== Exercise instructions ==
Copy all of the material below exactly.

## begin Data listing

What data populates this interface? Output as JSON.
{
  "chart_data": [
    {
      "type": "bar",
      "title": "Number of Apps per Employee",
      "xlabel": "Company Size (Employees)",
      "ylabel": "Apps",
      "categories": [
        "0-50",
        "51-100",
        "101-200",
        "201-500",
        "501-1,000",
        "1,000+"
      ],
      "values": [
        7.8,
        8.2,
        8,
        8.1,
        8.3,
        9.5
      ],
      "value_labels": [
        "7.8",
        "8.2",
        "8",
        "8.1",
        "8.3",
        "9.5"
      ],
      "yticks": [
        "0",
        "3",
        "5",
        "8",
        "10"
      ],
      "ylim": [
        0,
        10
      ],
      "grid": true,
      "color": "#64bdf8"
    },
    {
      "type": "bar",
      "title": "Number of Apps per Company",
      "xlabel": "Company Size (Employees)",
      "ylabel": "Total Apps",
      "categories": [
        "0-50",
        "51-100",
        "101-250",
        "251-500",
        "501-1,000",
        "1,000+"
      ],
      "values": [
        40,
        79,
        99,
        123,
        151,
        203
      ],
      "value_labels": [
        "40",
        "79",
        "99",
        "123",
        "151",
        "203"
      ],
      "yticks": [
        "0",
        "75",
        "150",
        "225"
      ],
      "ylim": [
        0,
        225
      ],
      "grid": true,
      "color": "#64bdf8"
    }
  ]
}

## end Data listing

== Result ==
What data populates this interface? Output as JSON.
{
  "chart_data": [
    {
      "type": "bar",
      "title": "Number of Apps per Employee",
      "xlabel": "Company Size (Employees)",
      "ylabel": "Apps",
      "categories": [
        "0-50",
        "51-100",
        "101-200",
        "201-500",
        "501-1,000",
        "1,000+"
      ],
      "values": [
        7.8,
        8.2,
        8,
        8.1,
        8.3,
        9.5
      ],
      "value_labels": [
        "7.8",
        "8.2",
        "8",
        "8.1",
        "8.3",
        "9.5"
      ],
      "yticks": [
        "0",
        "3",
        "5",
        "8",
        "10"
      ],
      "ylim": [
        0,
        10
      ],
      "grid": true,
      "color": "#64bdf8"
    },
    {
      "type": "bar",
      "title": "Number of Apps per Company",
      "xlabel": "Company Size (Employees)",
      "ylabel": "Total Apps",
      "categories": [
        "0-50",
        "51-100",
        "101-250",
        "251-500",
        "501-1,000",
        "1,000+"
      ],
      "values": [
        40,
        79,
        99,
        123,
        151,
        203
      ],
      "value_labels": [
        "40",
        "79",
        "99",
        "123",
        "151",
        "203"
      ],
      "yticks": [
        "0",
        "75",
        "150",
        "225"
      ],
      "ylim": [
        0,
        225
      ],
      "grid": true,
      "color": "#64bdf8"
    }
  ]
}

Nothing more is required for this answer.